--- START OF Input material ---

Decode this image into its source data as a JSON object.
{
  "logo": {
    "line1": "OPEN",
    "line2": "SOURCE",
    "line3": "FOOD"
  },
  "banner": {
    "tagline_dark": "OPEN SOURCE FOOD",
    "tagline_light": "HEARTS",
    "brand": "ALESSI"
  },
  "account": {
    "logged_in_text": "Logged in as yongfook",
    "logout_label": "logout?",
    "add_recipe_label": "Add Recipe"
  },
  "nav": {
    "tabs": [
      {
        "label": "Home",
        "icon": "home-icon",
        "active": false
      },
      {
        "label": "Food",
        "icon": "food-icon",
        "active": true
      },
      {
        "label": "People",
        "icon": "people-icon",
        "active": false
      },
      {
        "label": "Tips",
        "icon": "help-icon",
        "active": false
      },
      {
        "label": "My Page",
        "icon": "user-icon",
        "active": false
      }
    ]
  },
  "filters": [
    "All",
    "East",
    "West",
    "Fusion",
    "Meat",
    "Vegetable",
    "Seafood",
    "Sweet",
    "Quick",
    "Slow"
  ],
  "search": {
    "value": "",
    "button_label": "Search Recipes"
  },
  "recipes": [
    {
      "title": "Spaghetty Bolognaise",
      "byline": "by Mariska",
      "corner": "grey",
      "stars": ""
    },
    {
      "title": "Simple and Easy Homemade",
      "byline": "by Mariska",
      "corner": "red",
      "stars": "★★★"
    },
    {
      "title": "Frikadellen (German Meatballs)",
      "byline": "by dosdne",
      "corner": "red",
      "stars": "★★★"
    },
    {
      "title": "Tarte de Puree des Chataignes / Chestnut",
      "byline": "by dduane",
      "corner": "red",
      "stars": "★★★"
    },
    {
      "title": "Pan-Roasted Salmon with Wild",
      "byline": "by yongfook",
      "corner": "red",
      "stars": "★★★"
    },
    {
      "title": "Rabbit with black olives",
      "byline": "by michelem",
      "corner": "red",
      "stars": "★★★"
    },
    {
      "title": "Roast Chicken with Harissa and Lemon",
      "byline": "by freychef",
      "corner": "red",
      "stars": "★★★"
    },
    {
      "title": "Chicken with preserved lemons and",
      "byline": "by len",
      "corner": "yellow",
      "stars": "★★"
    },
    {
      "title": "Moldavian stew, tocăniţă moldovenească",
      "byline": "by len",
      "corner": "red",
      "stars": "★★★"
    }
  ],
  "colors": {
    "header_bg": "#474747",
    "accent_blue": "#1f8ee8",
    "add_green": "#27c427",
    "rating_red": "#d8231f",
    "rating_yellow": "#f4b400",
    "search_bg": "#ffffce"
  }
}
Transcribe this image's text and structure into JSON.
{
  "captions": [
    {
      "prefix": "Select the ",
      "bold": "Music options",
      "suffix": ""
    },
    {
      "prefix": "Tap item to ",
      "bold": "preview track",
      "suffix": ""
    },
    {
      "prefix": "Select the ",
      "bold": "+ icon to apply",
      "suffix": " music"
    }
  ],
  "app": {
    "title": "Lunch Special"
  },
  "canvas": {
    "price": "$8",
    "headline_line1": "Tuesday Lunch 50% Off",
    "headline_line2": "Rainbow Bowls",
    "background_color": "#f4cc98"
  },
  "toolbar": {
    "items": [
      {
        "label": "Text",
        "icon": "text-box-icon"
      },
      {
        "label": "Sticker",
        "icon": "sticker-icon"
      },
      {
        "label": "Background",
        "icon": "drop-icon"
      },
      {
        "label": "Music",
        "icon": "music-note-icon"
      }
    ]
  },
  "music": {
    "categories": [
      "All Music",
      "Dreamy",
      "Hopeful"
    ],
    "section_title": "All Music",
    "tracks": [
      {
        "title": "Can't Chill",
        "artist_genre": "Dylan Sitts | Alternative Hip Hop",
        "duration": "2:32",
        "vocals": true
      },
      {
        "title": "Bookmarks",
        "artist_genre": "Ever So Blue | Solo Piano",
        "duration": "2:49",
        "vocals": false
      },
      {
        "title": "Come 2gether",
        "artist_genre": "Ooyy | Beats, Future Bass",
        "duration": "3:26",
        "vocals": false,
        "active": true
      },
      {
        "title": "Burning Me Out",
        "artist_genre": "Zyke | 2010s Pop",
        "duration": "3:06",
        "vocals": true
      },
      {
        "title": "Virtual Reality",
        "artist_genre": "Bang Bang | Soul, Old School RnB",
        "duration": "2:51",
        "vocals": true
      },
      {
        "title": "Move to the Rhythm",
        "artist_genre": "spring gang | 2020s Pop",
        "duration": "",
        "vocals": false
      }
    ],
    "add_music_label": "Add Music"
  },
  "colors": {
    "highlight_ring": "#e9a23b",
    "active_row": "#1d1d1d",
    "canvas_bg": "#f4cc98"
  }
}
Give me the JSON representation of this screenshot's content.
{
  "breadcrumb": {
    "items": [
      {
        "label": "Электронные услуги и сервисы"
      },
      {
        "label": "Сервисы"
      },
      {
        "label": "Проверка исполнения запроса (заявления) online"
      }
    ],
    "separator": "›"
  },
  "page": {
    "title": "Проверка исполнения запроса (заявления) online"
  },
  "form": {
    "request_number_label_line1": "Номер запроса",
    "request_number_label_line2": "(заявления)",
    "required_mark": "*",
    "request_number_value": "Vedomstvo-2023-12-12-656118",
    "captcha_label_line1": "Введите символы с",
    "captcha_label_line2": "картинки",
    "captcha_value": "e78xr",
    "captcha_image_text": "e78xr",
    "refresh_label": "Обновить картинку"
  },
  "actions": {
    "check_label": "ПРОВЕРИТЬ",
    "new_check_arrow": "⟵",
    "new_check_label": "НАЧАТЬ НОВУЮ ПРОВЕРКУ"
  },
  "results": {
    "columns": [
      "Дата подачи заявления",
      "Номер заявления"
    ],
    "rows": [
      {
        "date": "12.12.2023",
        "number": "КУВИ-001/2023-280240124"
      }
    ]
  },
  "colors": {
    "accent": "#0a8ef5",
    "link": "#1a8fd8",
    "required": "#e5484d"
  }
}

--- END OF Input material ---

- Task directions
Copy out all lines where the word "заявления" appears.

- Answer for the task
        "label": "Проверка исполнения запроса (заявления) online"
    "title": "Проверка исполнения запроса (заявления) online"
    "request_number_label_line2": "(заявления)",
      "Дата подачи заявления",
      "Номер заявления"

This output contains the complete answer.